§ Written problem
From the entries below, copy out every line with "orientation" in it.

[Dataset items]
>> begin

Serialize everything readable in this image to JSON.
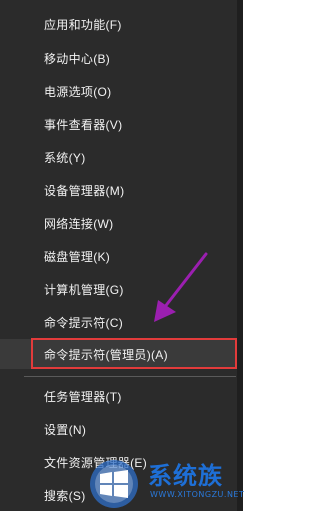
{
  "menu": {
    "items": [
      {
        "label": "应用和功能(F)"
      },
      {
        "label": "移动中心(B)"
      },
      {
        "label": "电源选项(O)"
      },
      {
        "label": "事件查看器(V)"
      },
      {
        "label": "系统(Y)"
      },
      {
        "label": "设备管理器(M)"
      },
      {
        "label": "网络连接(W)"
      },
      {
        "label": "磁盘管理(K)"
      },
      {
        "label": "计算机管理(G)"
      },
      {
        "label": "命令提示符(C)"
      },
      {
        "label": "命令提示符(管理员)(A)"
      },
      {
        "label": "任务管理器(T)"
      },
      {
        "label": "设置(N)"
      },
      {
        "label": "文件资源管理器(E)"
      },
      {
        "label": "搜索(S)"
      }
    ]
  },
  "annotation": {
    "highlight_color": "#e23b3b",
    "arrow_color": "#9b1fb0"
  },
  "watermark": {
    "brand": "系统族",
    "url": "WWW.XITONGZU.NET",
    "logo": "windows-logo-icon"
  }
}
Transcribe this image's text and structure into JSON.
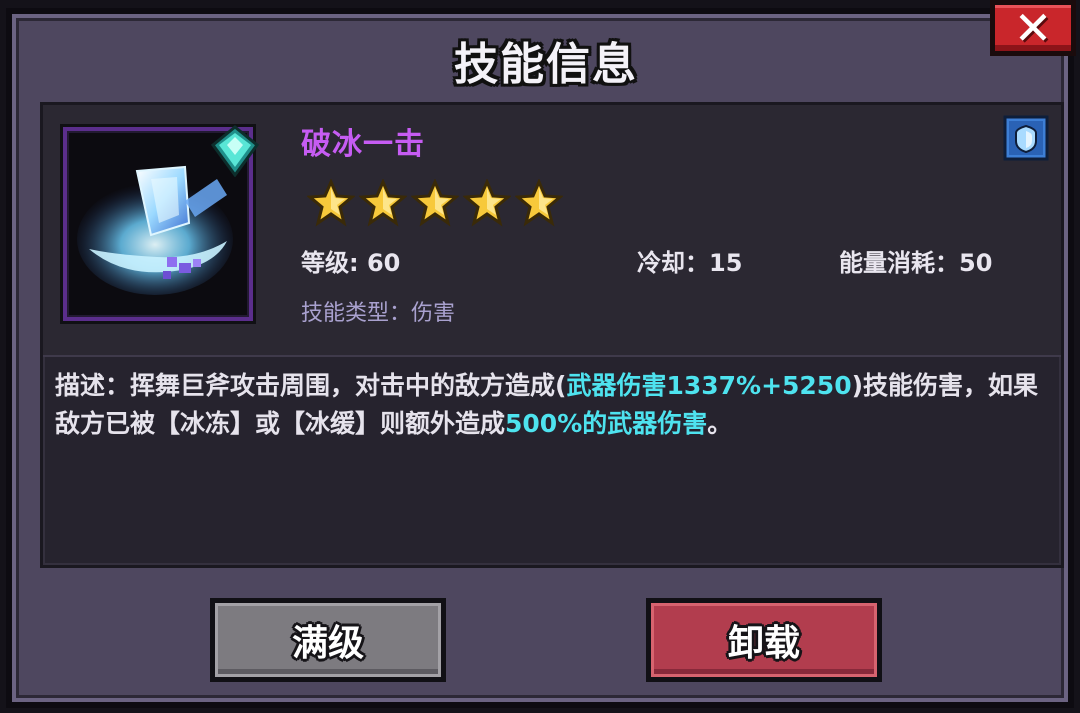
{
  "dialog": {
    "title": "技能信息"
  },
  "skill": {
    "name": "破冰一击",
    "star_count": 5,
    "level_label": "等级: 60",
    "cooldown_label": "冷却：15",
    "energy_label": "能量消耗：50",
    "type_label": "技能类型：伤害"
  },
  "description": {
    "part1": "描述：挥舞巨斧攻击周围，对击中的敌方造成(",
    "highlight1": "武器伤害1337%+5250",
    "part2": ")技能伤害，如果敌方已被【冰冻】或【冰缓】则额外造成",
    "highlight2": "500%的武器伤害",
    "part3": "。"
  },
  "buttons": {
    "max_level": "满级",
    "unload": "卸载"
  },
  "icons": {
    "close": "close-icon",
    "skill": "ice-axe-skill-icon",
    "gem": "diamond-gem-icon",
    "slot": "shield-slot-icon",
    "star": "star-icon"
  },
  "colors": {
    "skill_name": "#c65cf3",
    "highlight": "#4ee3ef",
    "unload_button": "#b23d4e",
    "max_button": "#7d7b80",
    "close_button": "#c9262b"
  }
}
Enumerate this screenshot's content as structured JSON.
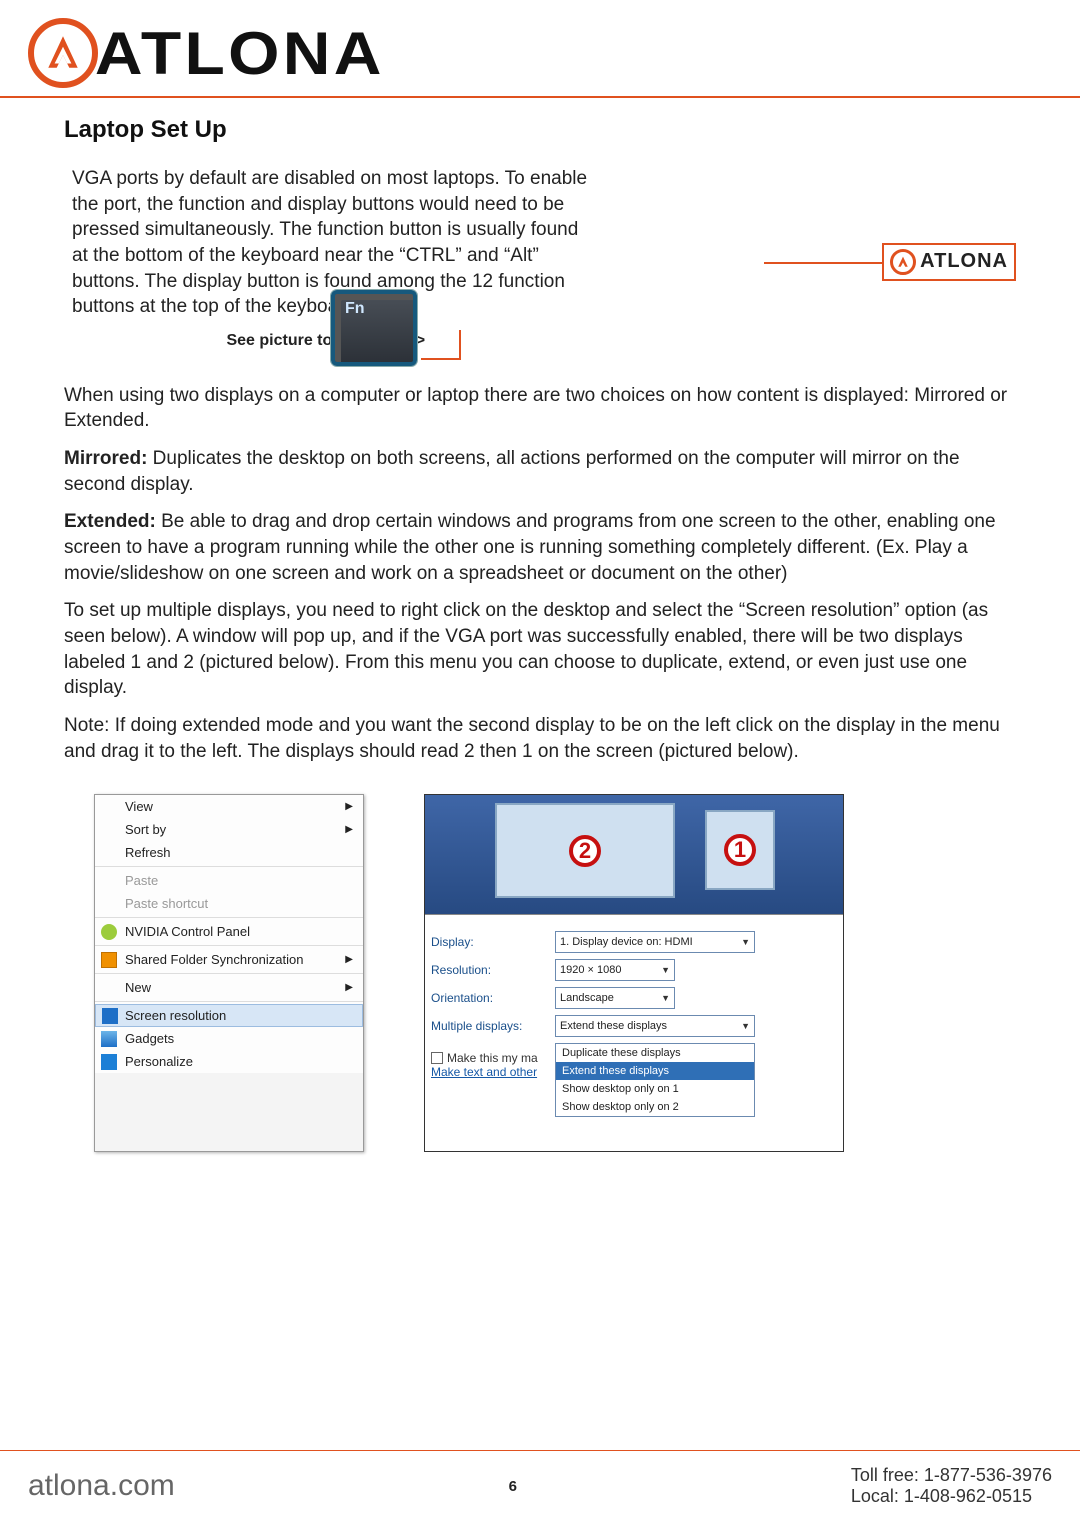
{
  "brand": {
    "wordmark": "ATLONA",
    "mini_wordmark": "ATLONA"
  },
  "section_title": "Laptop Set Up",
  "intro": "VGA ports by default are disabled on most laptops. To enable the port, the function and display buttons would need to be pressed simultaneously. The function button is usually found at the bottom of the keyboard near the “CTRL” and “Alt” buttons. The display button is found among the 12 function buttons at the top of the keyboard.",
  "see_picture": "See picture to the right -->",
  "para2": "When using two displays on a computer or laptop there are two choices on how content is displayed: Mirrored or Extended.",
  "mirrored_label": "Mirrored:",
  "mirrored_text": " Duplicates the desktop on both screens, all actions performed on the computer will mirror on the second display.",
  "extended_label": "Extended:",
  "extended_text": " Be able to drag and drop certain windows and programs from one screen to the other, enabling one screen to have a program running while the other one is running something completely different. (Ex. Play a movie/slideshow on one screen and work on a spreadsheet or document on the other)",
  "setup_text": "To set up multiple displays, you need to right click on the desktop and select the “Screen resolution” option (as seen below). A window will pop up, and if the VGA port was successfully enabled, there will be two displays labeled 1 and 2 (pictured below). From this menu you can choose to duplicate, extend, or even just use one display.",
  "note_text": "Note: If doing extended mode and you want the second display to be on the left click on the display in the menu and drag it to the left. The displays should read 2 then 1 on the screen (pictured below).",
  "context_menu": {
    "items": [
      {
        "label": "View",
        "arrow": true
      },
      {
        "label": "Sort by",
        "arrow": true
      },
      {
        "label": "Refresh"
      },
      {
        "sep": true
      },
      {
        "label": "Paste",
        "disabled": true
      },
      {
        "label": "Paste shortcut",
        "disabled": true
      },
      {
        "sep": true
      },
      {
        "label": "NVIDIA Control Panel",
        "icon": "green"
      },
      {
        "sep": true
      },
      {
        "label": "Shared Folder Synchronization",
        "arrow": true,
        "icon": "orange"
      },
      {
        "sep": true
      },
      {
        "label": "New",
        "arrow": true
      },
      {
        "sep": true
      },
      {
        "label": "Screen resolution",
        "highlight": true,
        "icon": "blue"
      },
      {
        "label": "Gadgets",
        "icon": "pic"
      },
      {
        "label": "Personalize",
        "icon": "desk"
      }
    ]
  },
  "display_window": {
    "monitor1": "1",
    "monitor2": "2",
    "labels": {
      "display": "Display:",
      "resolution": "Resolution:",
      "orientation": "Orientation:",
      "multiple": "Multiple displays:"
    },
    "values": {
      "display": "1. Display device on: HDMI",
      "resolution": "1920 × 1080",
      "orientation": "Landscape",
      "multiple": "Extend these displays"
    },
    "main_check": "Make this my ma",
    "link_text": "Make text and other",
    "dropdown": [
      "Duplicate these displays",
      "Extend these displays",
      "Show desktop only on 1",
      "Show desktop only on 2"
    ]
  },
  "footer": {
    "site": "atlona.com",
    "page": "6",
    "tollfree": "Toll free: 1-877-536-3976",
    "local": "Local: 1-408-962-0515"
  }
}
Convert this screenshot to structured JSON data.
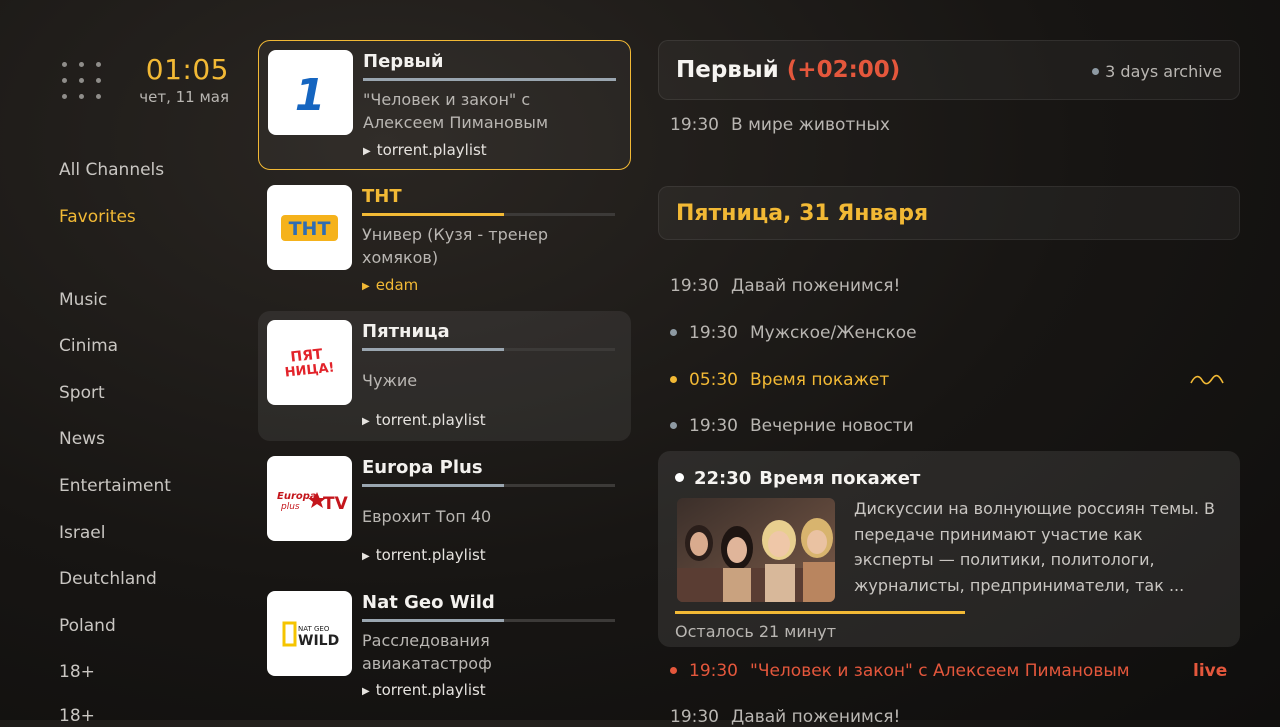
{
  "clock": {
    "time": "01:05",
    "date": "чет, 11 мая"
  },
  "categories": [
    {
      "label": "All Channels",
      "active": false
    },
    {
      "label": "Favorites",
      "active": true
    },
    {
      "label": "Music",
      "active": false
    },
    {
      "label": "Cinima",
      "active": false
    },
    {
      "label": "Sport",
      "active": false
    },
    {
      "label": "News",
      "active": false
    },
    {
      "label": "Entertaiment",
      "active": false
    },
    {
      "label": "Israel",
      "active": false
    },
    {
      "label": "Deutchland",
      "active": false
    },
    {
      "label": "Poland",
      "active": false
    },
    {
      "label": "18+",
      "active": false
    },
    {
      "label": "18+",
      "active": false
    }
  ],
  "channels": [
    {
      "name": "Первый",
      "show": "\"Человек и закон\" с Алексеем Пимановым",
      "source": "torrent.playlist",
      "progress": 1.0
    },
    {
      "name": "ТНТ",
      "show": "Универ (Кузя - тренер хомяков)",
      "source": "edam",
      "progress": 0.56
    },
    {
      "name": "Пятница",
      "show": "Чужие",
      "source": "torrent.playlist",
      "progress": 0.56
    },
    {
      "name": "Europa Plus",
      "show": "Еврохит Топ 40",
      "source": "torrent.playlist",
      "progress": 0.56
    },
    {
      "name": "Nat Geo Wild",
      "show": "Расследования авиакатастроф",
      "source": "torrent.playlist",
      "progress": 0.56
    }
  ],
  "logos": {
    "perviy": "1",
    "tnt": "ТНТ",
    "pyatnica_line1": "ПЯТ",
    "pyatnica_line2": "НИЦА!",
    "europa_line1": "Europa",
    "europa_line2": "plus",
    "europa_tv": "TV",
    "natgeo_line1": "NAT GEO",
    "natgeo_line2": "WILD"
  },
  "epg": {
    "channel": "Первый",
    "offset": "(+02:00)",
    "archive": "3 days archive",
    "pre_items": [
      {
        "time": "19:30",
        "title": "В мире животных"
      }
    ],
    "day": "Пятница, 31 Января",
    "items": [
      {
        "time": "19:30",
        "title": "Давай поженимся!"
      },
      {
        "time": "19:30",
        "title": "Мужское/Женское"
      },
      {
        "time": "05:30",
        "title": "Время покажет"
      },
      {
        "time": "19:30",
        "title": "Вечерние новости"
      }
    ],
    "current": {
      "time": "22:30",
      "title": "Время покажет",
      "description": "Дискуссии на волнующие россиян темы. В передаче принимают участие как эксперты — политики, политологи, журналисты, предприниматели, так ...",
      "remaining": "Осталось 21 минут",
      "progress": 0.53
    },
    "live_item": {
      "time": "19:30",
      "title": "\"Человек и закон\" с Алексеем Пимановым",
      "badge": "live"
    },
    "next_item": {
      "time": "19:30",
      "title": "Давай поженимся!"
    }
  },
  "colors": {
    "accent": "#f2b935",
    "live": "#e4573c",
    "background": "#171513"
  }
}
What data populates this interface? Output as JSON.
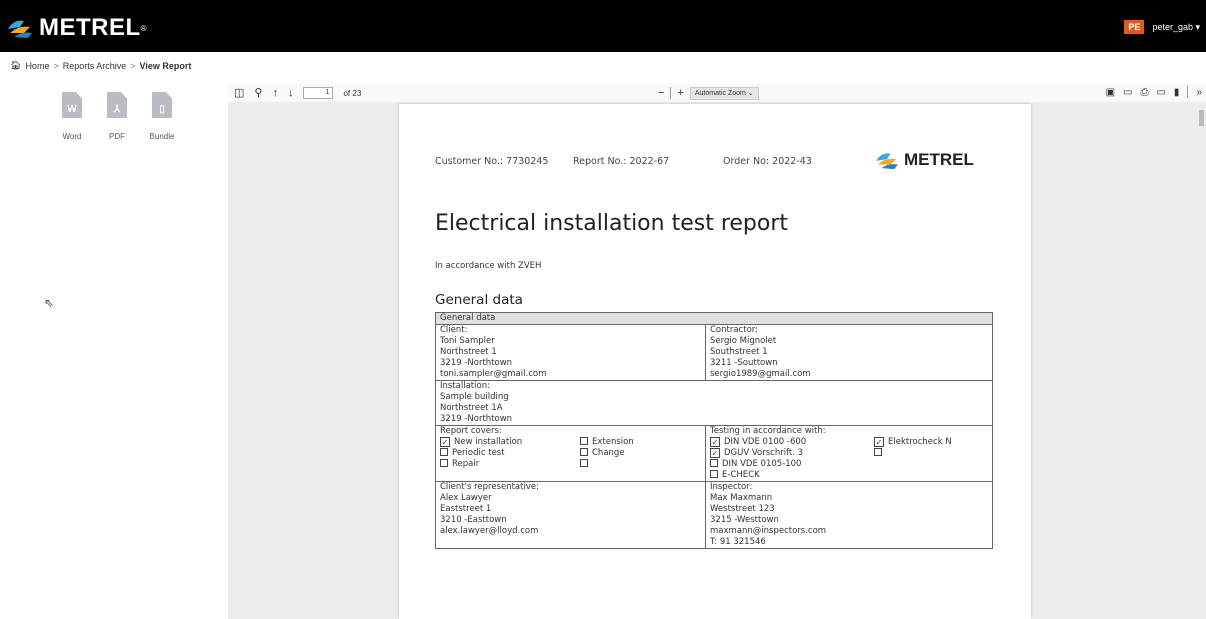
{
  "brand": {
    "name": "METREL",
    "reg": "®"
  },
  "user": {
    "badge": "PE",
    "name": "peter_gab ▾"
  },
  "breadcrumb": {
    "home": "Home",
    "archive": "Reports Archive",
    "current": "View Report",
    "sep": ">"
  },
  "downloads": [
    {
      "label": "Word",
      "glyph": "W",
      "icon": "word-file-icon"
    },
    {
      "label": "PDF",
      "glyph": "⅄",
      "icon": "pdf-file-icon"
    },
    {
      "label": "Bundle",
      "glyph": "▯",
      "icon": "bundle-file-icon"
    }
  ],
  "viewer": {
    "page_current": "1",
    "page_total": "of 23",
    "zoom_minus": "−",
    "zoom_plus": "+",
    "zoom_label": "Automatic Zoom",
    "more": "»"
  },
  "report": {
    "customer": "Customer No.: 7730245",
    "report_no": "Report No.: 2022-67",
    "order": "Order No: 2022-43",
    "logo": "METREL",
    "title": "Electrical installation test report",
    "subtitle": "In accordance with ZVEH",
    "section": "General data",
    "table_header": "General data",
    "client": [
      "Client:",
      "Toni Sampler",
      "Northstreet 1",
      "3219 -Northtown",
      "toni.sampler@gmail.com"
    ],
    "contractor": [
      "Contractor:",
      "Sergio Mignolet",
      "Southstreet 1",
      "3211 -Souttown",
      "sergio1989@gmail.com"
    ],
    "installation": [
      "Installation:",
      "Sample building",
      "Northstreet 1A",
      "3219 -Northtown"
    ],
    "covers_label": "Report covers:",
    "covers": [
      {
        "label": "New installation",
        "checked": true
      },
      {
        "label": "Extension",
        "checked": false
      },
      {
        "label": "Periodic test",
        "checked": false
      },
      {
        "label": "Change",
        "checked": false
      },
      {
        "label": "Repair",
        "checked": false
      },
      {
        "label": "",
        "checked": false
      }
    ],
    "testing_label": "Testing in accordance with:",
    "testing": [
      {
        "label": "DIN VDE 0100 -600",
        "checked": true
      },
      {
        "label": "Elektrocheck N",
        "checked": true
      },
      {
        "label": "DGUV Vorschrift. 3",
        "checked": true
      },
      {
        "label": "",
        "checked": false
      },
      {
        "label": "DIN VDE 0105-100",
        "checked": false
      },
      {
        "label": "",
        "checked": null
      },
      {
        "label": "E-CHECK",
        "checked": false
      }
    ],
    "client_rep": [
      "Client's representative:",
      "Alex Lawyer",
      "Eaststreet 1",
      "3210 -Easttown",
      "alex.lawyer@lloyd.com"
    ],
    "inspector": [
      "Inspector:",
      "Max  Maxmann",
      "Weststreet 123",
      "3215 -Westtown",
      "maxmann@inspectors.com",
      "T: 91 321546"
    ]
  }
}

>> end

§ Response for this exercise
      "orientation": "Orientation:",
      "orientation": "Landscape",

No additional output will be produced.